● Written exercise: From the listing below, tally the lines that include "Rico". Return only the total.
··· Exercise inputs
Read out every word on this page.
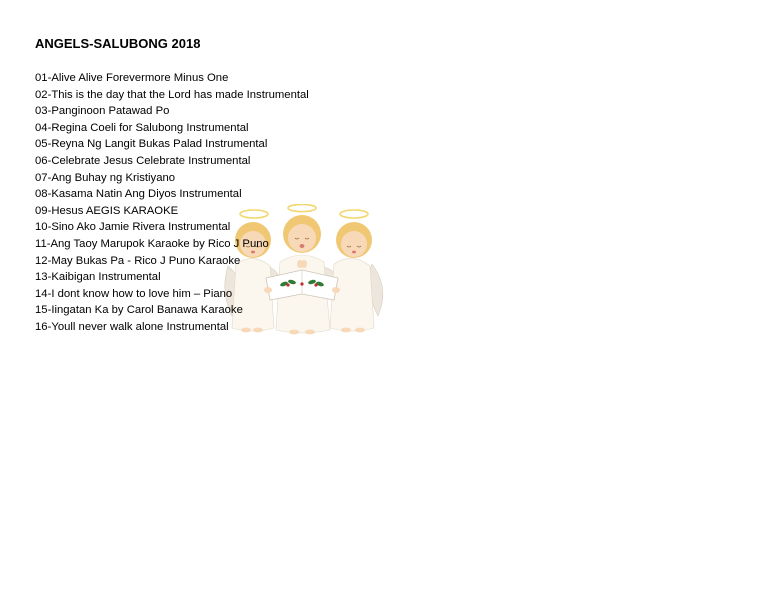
ANGELS-SALUBONG 2018
01-Alive Alive Forevermore Minus One
02-This is the day that the Lord has made Instrumental
03-Panginoon Patawad Po
04-Regina Coeli for Salubong Instrumental
05-Reyna Ng Langit Bukas Palad Instrumental
06-Celebrate Jesus Celebrate Instrumental
07-Ang Buhay ng Kristiyano
08-Kasama Natin Ang Diyos Instrumental
09-Hesus AEGIS KARAOKE
10-Sino Ako Jamie Rivera Instrumental
11-Ang Taoy Marupok Karaoke by Rico J Puno
12-May Bukas Pa - Rico J Puno Karaoke
13-Kaibigan Instrumental
14-I dont know how to love him – Piano
15-Iingatan Ka by Carol Banawa Karaoke
16-Youll never walk alone Instrumental
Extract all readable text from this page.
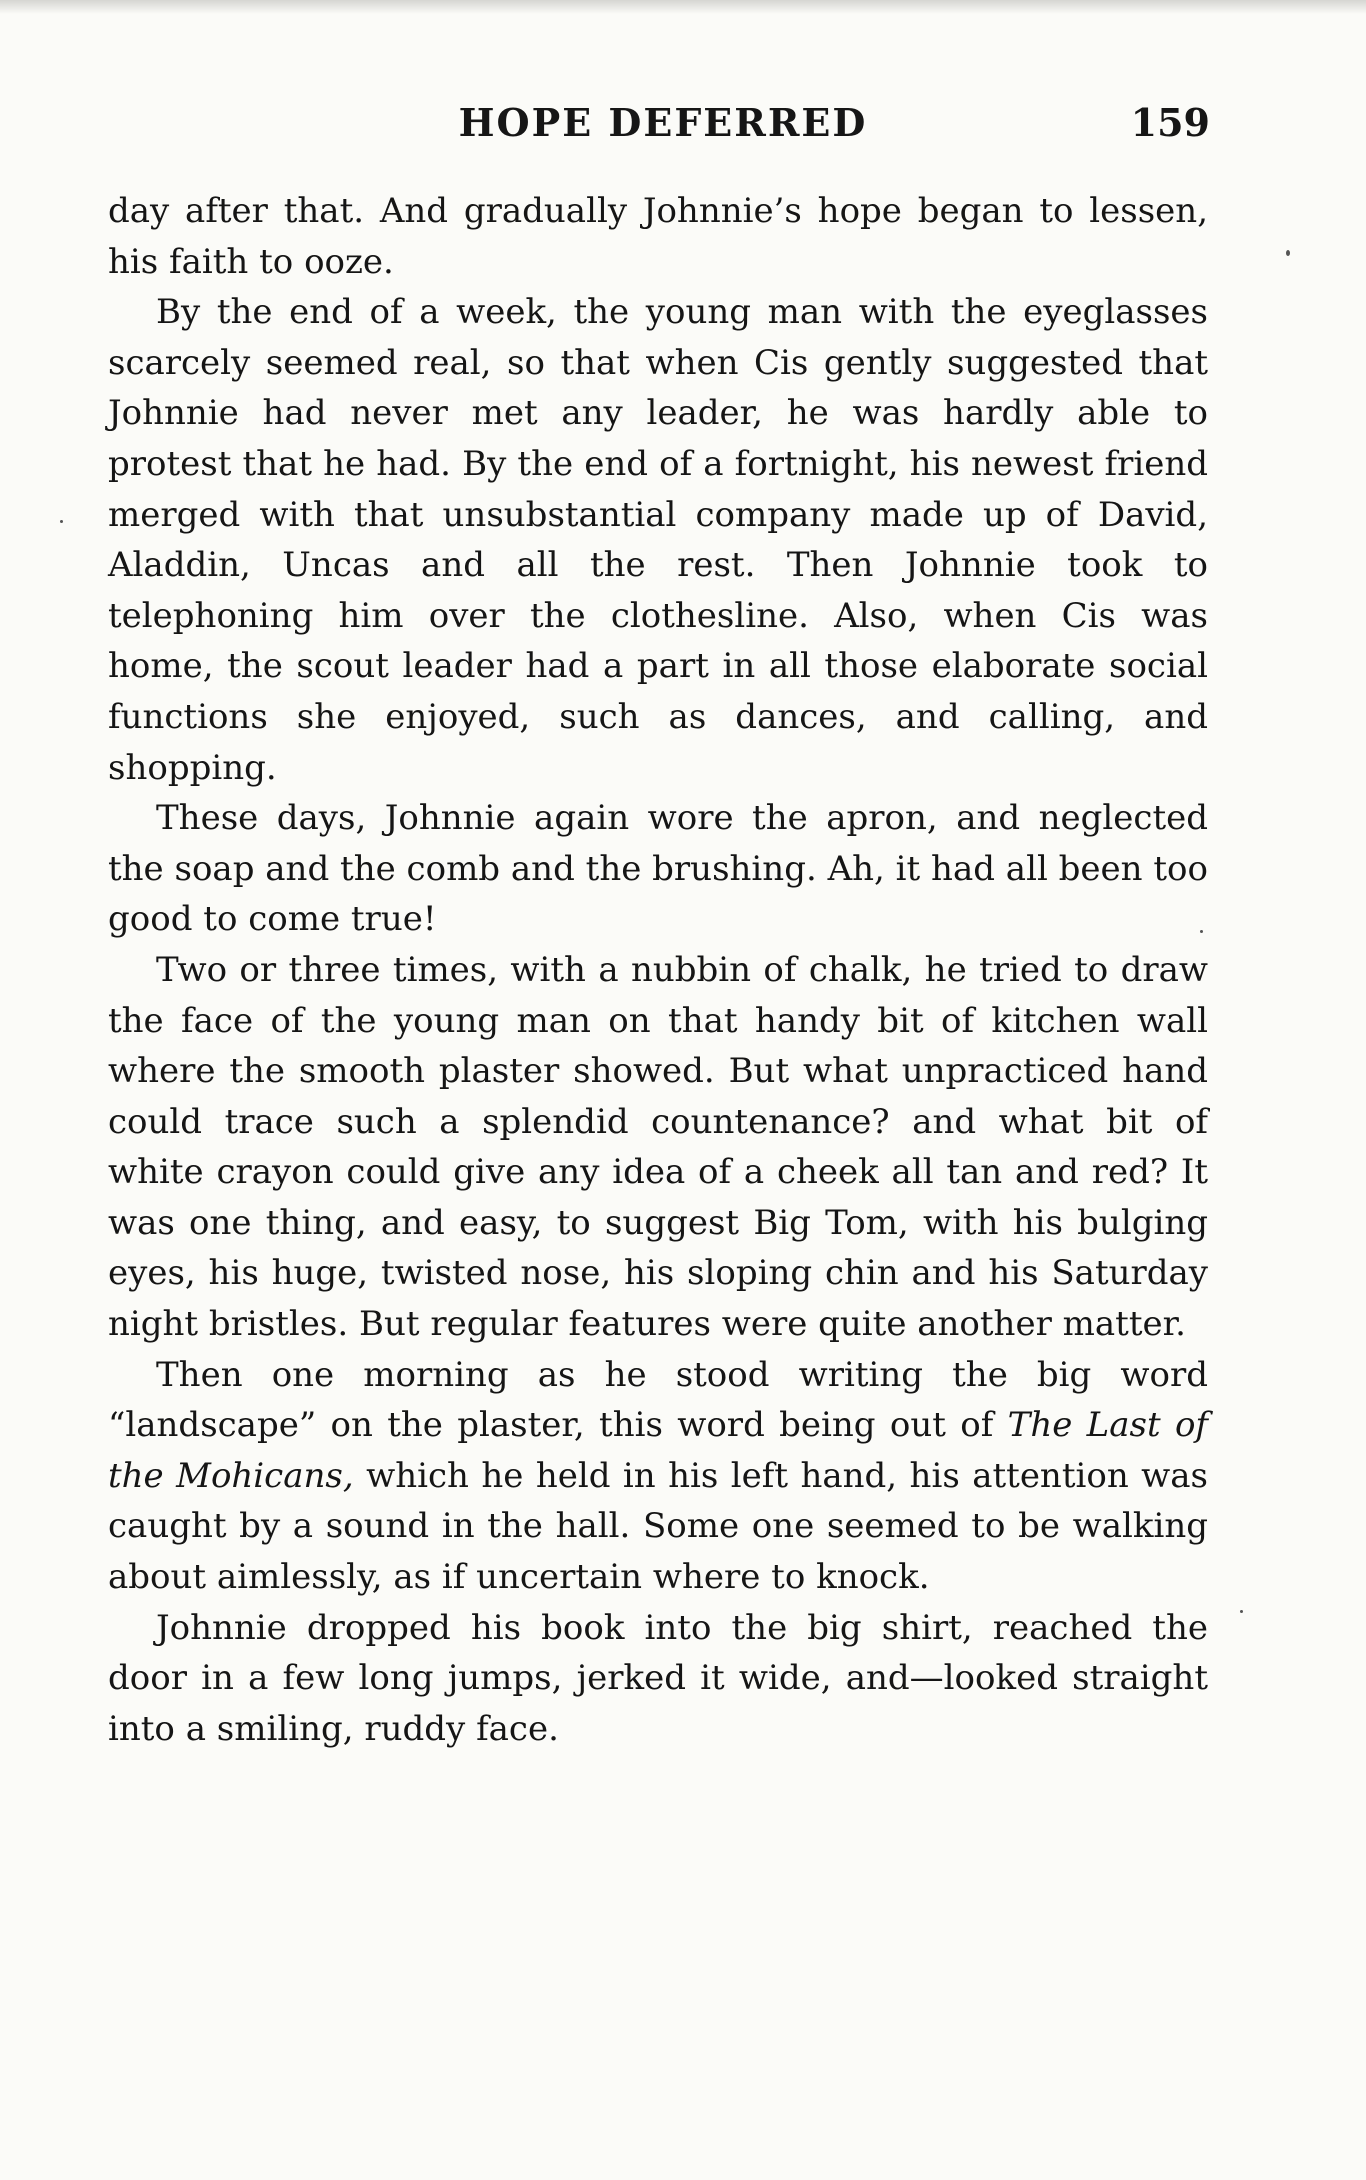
HOPE DEFERRED	159

day after that. And gradually Johnnie’s hope began to lessen, his faith to ooze.

By the end of a week, the young man with the eyeglasses scarcely seemed real, so that when Cis gently suggested that Johnnie had never met any leader, he was hardly able to protest that he had. By the end of a fortnight, his newest friend merged with that unsubstantial company made up of David, Aladdin, Uncas and all the rest. Then Johnnie took to telephoning him over the clothesline. Also, when Cis was home, the scout leader had a part in all those elaborate social functions she enjoyed, such as dances, and calling, and shopping.

These days, Johnnie again wore the apron, and neglected the soap and the comb and the brushing. Ah, it had all been too good to come true!

Two or three times, with a nubbin of chalk, he tried to draw the face of the young man on that handy bit of kitchen wall where the smooth plaster showed. But what unpracticed hand could trace such a splendid countenance? and what bit of white crayon could give any idea of a cheek all tan and red? It was one thing, and easy, to suggest Big Tom, with his bulging eyes, his huge, twisted nose, his sloping chin and his Saturday night bristles. But regular features were quite another matter.

Then one morning as he stood writing the big word “landscape” on the plaster, this word being out of The Last of the Mohicans, which he held in his left hand, his attention was caught by a sound in the hall. Some one seemed to be walking about aimlessly, as if uncertain where to knock.

Johnnie dropped his book into the big shirt, reached the door in a few long jumps, jerked it wide, and—looked straight into a smiling, ruddy face.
······
● Written response: 2